Written task –
Write out the material exactly, without any of its pictures.

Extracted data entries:
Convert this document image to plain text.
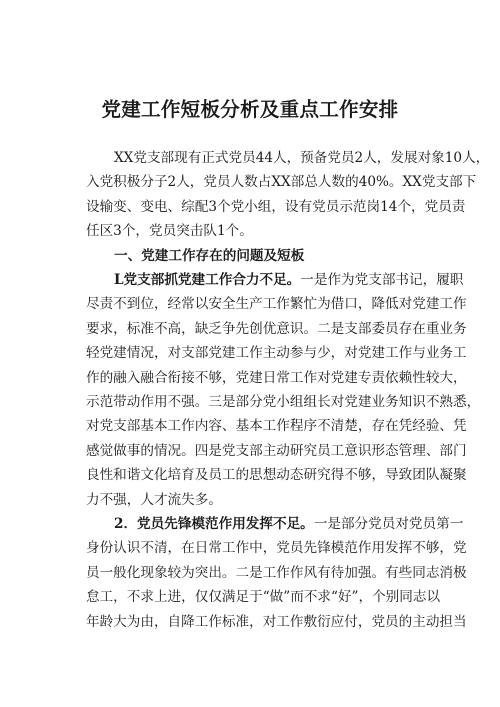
党建工作短板分析及重点工作安排
XX党支部现有正式党员44人，预备党员2人，发展对象10人，
入党积极分子2人，党员人数占XX部总人数的40%。XX党支部下
设输变、变电、综配3个党小组，设有党员示范岗14个，党员责
任区3个，党员突击队1个。
一、党建工作存在的问题及短板
L党支部抓党建工作合力不足。一是作为党支部书记，履职
尽责不到位，经常以安全生产工作繁忙为借口，降低对党建工作
要求，标准不高，缺乏争先创优意识。二是支部委员存在重业务
轻党建情况，对支部党建工作主动参与少，对党建工作与业务工
作的融入融合衔接不够，党建日常工作对党建专责依赖性较大，
示范带动作用不强。三是部分党小组组长对党建业务知识不熟悉，
对党支部基本工作内容、基本工作程序不清楚，存在凭经验、凭
感觉做事的情况。四是党支部主动研究员工意识形态管理、部门
良性和谐文化培育及员工的思想动态研究得不够，导致团队凝聚
力不强，人才流失多。
2．党员先锋模范作用发挥不足。一是部分党员对党员第一
身份认识不清，在日常工作中，党员先锋模范作用发挥不够，党
员一般化现象较为突出。二是工作作风有待加强。有些同志消极
怠工，不求上进，仅仅满足于“做”而不求“好”，个别同志以
年龄大为由，自降工作标准，对工作敷衍应付，党员的主动担当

The output –
Convert this document image to plain text.
党建工作短板分析及重点工作安排
XX党支部现有正式党员44人，预备党员2人，发展对象10人，
入党积极分子2人，党员人数占XX部总人数的40%。XX党支部下
设输变、变电、综配3个党小组，设有党员示范岗14个，党员责
任区3个，党员突击队1个。
一、党建工作存在的问题及短板
L党支部抓党建工作合力不足。一是作为党支部书记，履职
尽责不到位，经常以安全生产工作繁忙为借口，降低对党建工作
要求，标准不高，缺乏争先创优意识。二是支部委员存在重业务
轻党建情况，对支部党建工作主动参与少，对党建工作与业务工
作的融入融合衔接不够，党建日常工作对党建专责依赖性较大，
示范带动作用不强。三是部分党小组组长对党建业务知识不熟悉，
对党支部基本工作内容、基本工作程序不清楚，存在凭经验、凭
感觉做事的情况。四是党支部主动研究员工意识形态管理、部门
良性和谐文化培育及员工的思想动态研究得不够，导致团队凝聚
力不强，人才流失多。
2．党员先锋模范作用发挥不足。一是部分党员对党员第一
身份认识不清，在日常工作中，党员先锋模范作用发挥不够，党
员一般化现象较为突出。二是工作作风有待加强。有些同志消极
怠工，不求上进，仅仅满足于“做”而不求“好”，个别同志以
年龄大为由，自降工作标准，对工作敷衍应付，党员的主动担当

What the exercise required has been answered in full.